Exercise description: From the entries below, gather every line containing the string "name".

Records to use:
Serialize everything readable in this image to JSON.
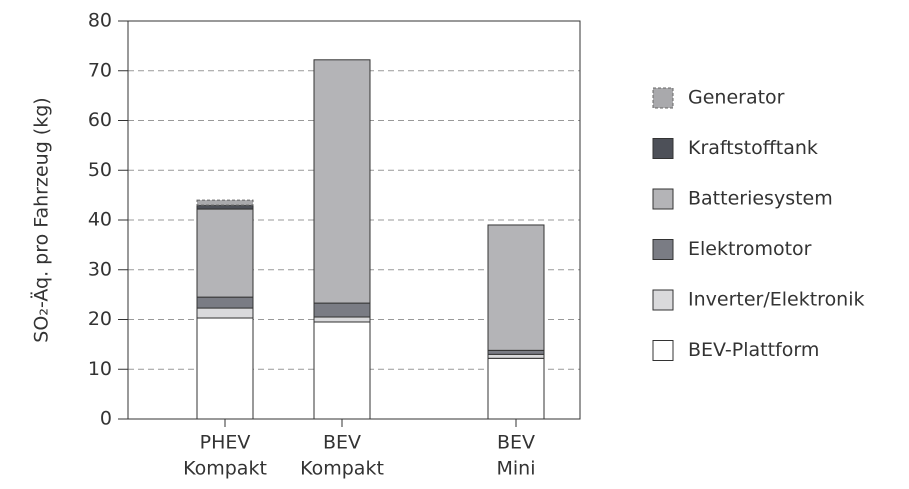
{
  "chart_data": {
    "type": "stacked_bar",
    "y_label": "SO₂-Äq. pro Fahrzeug (kg)",
    "categories": [
      [
        "PHEV",
        "Kompakt"
      ],
      [
        "BEV",
        "Kompakt"
      ],
      [
        "BEV",
        "Mini"
      ]
    ],
    "series": [
      {
        "name": "Generator",
        "color": "#a9a9ac",
        "dashed": true,
        "values": [
          1.0,
          0,
          0
        ]
      },
      {
        "name": "Kraftstofftank",
        "color": "#4d5058",
        "values": [
          0.8,
          0,
          0
        ]
      },
      {
        "name": "Batteriesystem",
        "color": "#b4b4b7",
        "values": [
          17.7,
          48.9,
          25.2
        ]
      },
      {
        "name": "Elektromotor",
        "color": "#7a7c84",
        "values": [
          2.2,
          2.8,
          0.8
        ]
      },
      {
        "name": "Inverter/Elektronik",
        "color": "#dadadc",
        "values": [
          2.0,
          1.0,
          0.8
        ]
      },
      {
        "name": "BEV-Plattform",
        "color": "#ffffff",
        "values": [
          20.3,
          19.5,
          12.2
        ]
      }
    ],
    "ylim": [
      0,
      80
    ],
    "yticks": [
      0,
      10,
      20,
      30,
      40,
      50,
      60,
      70,
      80
    ],
    "grid": true
  }
}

Task response:
        "name": "Generator",
        "name": "Kraftstofftank",
        "name": "Batteriesystem",
        "name": "Elektromotor",
        "name": "Inverter/Elektronik",
        "name": "BEV-Plattform",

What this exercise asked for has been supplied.